* _WHAT IS ASKED_
In the life insurance case excerpt below, translate this sentence into Spanish: "This is an action by the administrator of the estate of Murrell Parker Cowling, deceased, to recover the face value of a contract of life insurance."

* _EXCERPT TO READ_
============
7. LIFE INSURANCE. "Future premiums" defined.

"Future premiums," within the meaning of a policy provision that the company will waive the payment of future premiums, includes all premiums which are to be paid in the future. (Post, p. 561.)

8. LIFE INSURANCE. Total and permanent disability during period of grace as waiver of premium already due.

When a life insurance policy contains a provision that future premiums will be waived if the insured becomes totally and permanently disabled, disability of the insured during the thirty days' grace period following the due date of the annual premium operates as a waiver of the premium already due but not in default until the expiration of the grace period. (Post, p. 562.)

Citing: Minnesota Mutual Life Ins. Co. v. Marshall, 29 Fed. Rep. (2d), 977.

9. LIFE INSURANCE. Disability lasting until death is permanent.

An insured who became ill with pneumonia and was confined to his bed on January 16 and who died on the following January 25 was totally and permanently disabled during such illness; his disability being permanent because it lasted until death and being no less permanent because it resulted in death within a short time. (Post, p. 565.)

Citing: Minnesota Mutual Life Ins. Co. v. Marshall, 29 Fed. Rep. (2d), 977; 40 A.L.R., 1386; Missouri, etc., Ins. Co. v. Le Fevre (Texas Court of Civil Appeals), 10 S.W.2d 267; Metro. Life Ins. Co. v. Carroll, 209 Ky. 522; Merchants Life Ins. Co. v. Clark, 256 S.W. 969.

10. LIFE INSURANCE. Waiver of future premiums because of total and permanent disability.

The insured had a contract of life insurance the premium upon which became due on September 20, 1927. By extension agreements the Insurance Company agreed to accept payment on or before January 20, 1928. The policy provided for the waiver of future premiums if the insured became totally and permanently disabled. On January 16, 1928, the insured was taken ill with pneumonia, confined to his bed, and subsequently died on January 25, 1928. Held, that the insured being totally and permanently disabled on January 20, 1928, the day upon which the premium became in default, payment was waived by the provisions of the policy and the contract of insurance was, therefore, in full force and effect at the time of the death of the insured. (Post, p. 566.)

FROM SHELBY.

[*] Corpus Juris-Cyc References: Contracts, 13CJ, section 497, p. 536, n. 76; Insurance, 32CJ, section 265, p. 1152, n. 94; Life Insurance, 37CJ, section 214, p. 484, n. 77, 80, 84; section 228, p. 492, n. 11; section 319, p. 564, n. 32.

Appeal from the Chancery Court of Shelby County. — HON. D.W. DeHAVEN, Chancellor.

METCALF, METCALF APPERSON, for plaintiff in error.

SIVLEY, EVANS McCADDEN, for defendant in error.


This is an action by the administrator of the estate of Murrell Parker Cowling, deceased, to recover the face value of a contract of life insurance. From a decree awarding a recovery to the complainant, the Insurance Company has appealed.
============
* _AVAILABLE DATA_
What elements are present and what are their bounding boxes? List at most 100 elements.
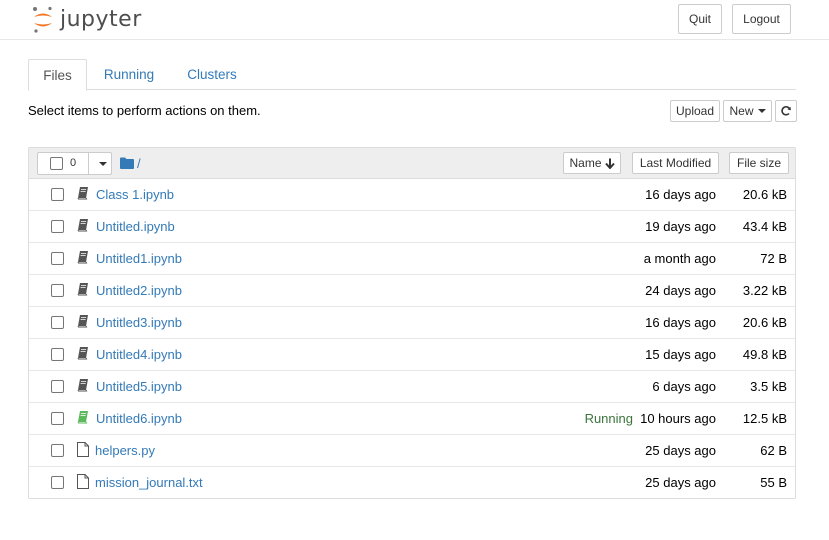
============
* _CORRECT ANSWER_
Esta es una acción interpuesta por el administrador del patrimonio de Murrell Parker Cowling, fallecido, para recuperar el valor nominal de un contrato de seguro de vida.